# Lines of data

+++

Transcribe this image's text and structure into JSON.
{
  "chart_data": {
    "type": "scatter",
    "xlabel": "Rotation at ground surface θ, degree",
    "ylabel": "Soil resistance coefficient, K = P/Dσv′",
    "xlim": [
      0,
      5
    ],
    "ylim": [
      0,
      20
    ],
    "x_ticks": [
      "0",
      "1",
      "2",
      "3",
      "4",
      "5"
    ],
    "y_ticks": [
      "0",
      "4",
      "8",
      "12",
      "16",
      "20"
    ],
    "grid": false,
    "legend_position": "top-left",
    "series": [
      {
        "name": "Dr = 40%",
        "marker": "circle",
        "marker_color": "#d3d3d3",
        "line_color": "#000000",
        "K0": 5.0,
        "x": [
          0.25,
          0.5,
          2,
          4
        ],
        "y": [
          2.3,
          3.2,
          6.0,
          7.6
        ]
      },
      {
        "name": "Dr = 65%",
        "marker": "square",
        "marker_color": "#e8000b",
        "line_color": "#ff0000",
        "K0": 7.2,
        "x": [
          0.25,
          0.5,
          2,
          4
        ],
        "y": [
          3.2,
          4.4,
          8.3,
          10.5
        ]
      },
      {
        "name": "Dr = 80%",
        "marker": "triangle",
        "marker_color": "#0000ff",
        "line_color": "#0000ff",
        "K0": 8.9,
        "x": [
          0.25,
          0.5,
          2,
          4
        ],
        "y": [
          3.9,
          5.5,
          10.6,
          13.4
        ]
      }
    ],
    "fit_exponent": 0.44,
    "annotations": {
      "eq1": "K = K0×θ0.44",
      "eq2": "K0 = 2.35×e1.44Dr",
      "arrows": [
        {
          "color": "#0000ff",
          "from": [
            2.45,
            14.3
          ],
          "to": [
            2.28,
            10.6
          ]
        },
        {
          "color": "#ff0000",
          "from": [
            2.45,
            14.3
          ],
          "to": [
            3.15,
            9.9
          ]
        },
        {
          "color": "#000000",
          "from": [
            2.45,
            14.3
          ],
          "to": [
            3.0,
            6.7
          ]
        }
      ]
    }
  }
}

+++

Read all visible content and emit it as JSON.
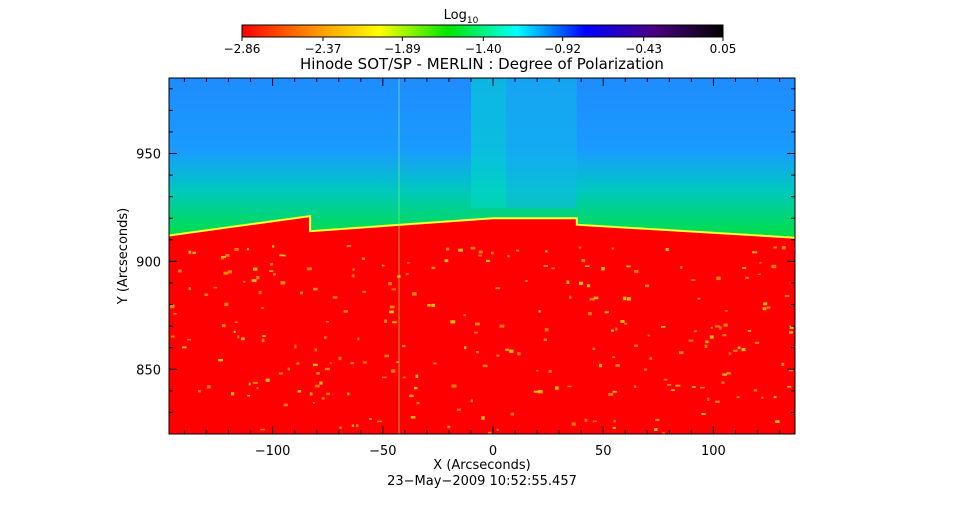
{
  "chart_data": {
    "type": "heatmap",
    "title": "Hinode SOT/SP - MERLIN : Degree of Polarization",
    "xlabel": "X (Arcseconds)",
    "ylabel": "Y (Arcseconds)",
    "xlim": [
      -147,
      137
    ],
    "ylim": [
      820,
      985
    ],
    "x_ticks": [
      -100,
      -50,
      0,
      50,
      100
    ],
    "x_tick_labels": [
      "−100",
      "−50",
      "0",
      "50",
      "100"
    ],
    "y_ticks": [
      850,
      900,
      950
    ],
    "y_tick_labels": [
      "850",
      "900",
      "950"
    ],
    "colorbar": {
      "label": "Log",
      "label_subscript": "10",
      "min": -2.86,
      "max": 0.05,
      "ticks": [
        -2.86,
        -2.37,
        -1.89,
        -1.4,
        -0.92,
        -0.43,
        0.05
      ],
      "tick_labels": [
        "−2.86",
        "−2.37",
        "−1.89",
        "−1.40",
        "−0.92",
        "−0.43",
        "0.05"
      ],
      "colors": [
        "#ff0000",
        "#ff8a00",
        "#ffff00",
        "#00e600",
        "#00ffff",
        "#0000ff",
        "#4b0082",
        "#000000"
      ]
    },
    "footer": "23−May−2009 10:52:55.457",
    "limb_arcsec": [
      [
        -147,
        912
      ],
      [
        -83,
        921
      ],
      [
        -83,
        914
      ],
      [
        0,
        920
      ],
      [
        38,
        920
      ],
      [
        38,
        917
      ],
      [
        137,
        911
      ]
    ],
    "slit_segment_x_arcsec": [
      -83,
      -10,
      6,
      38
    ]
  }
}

+++

# EXERCISE BRIEF
Copy out every line from the data above that has "JSON" in it.

# EXERCISE SOLUTION
Transcribe this image's text and structure into JSON.
Read all visible content and emit it as JSON.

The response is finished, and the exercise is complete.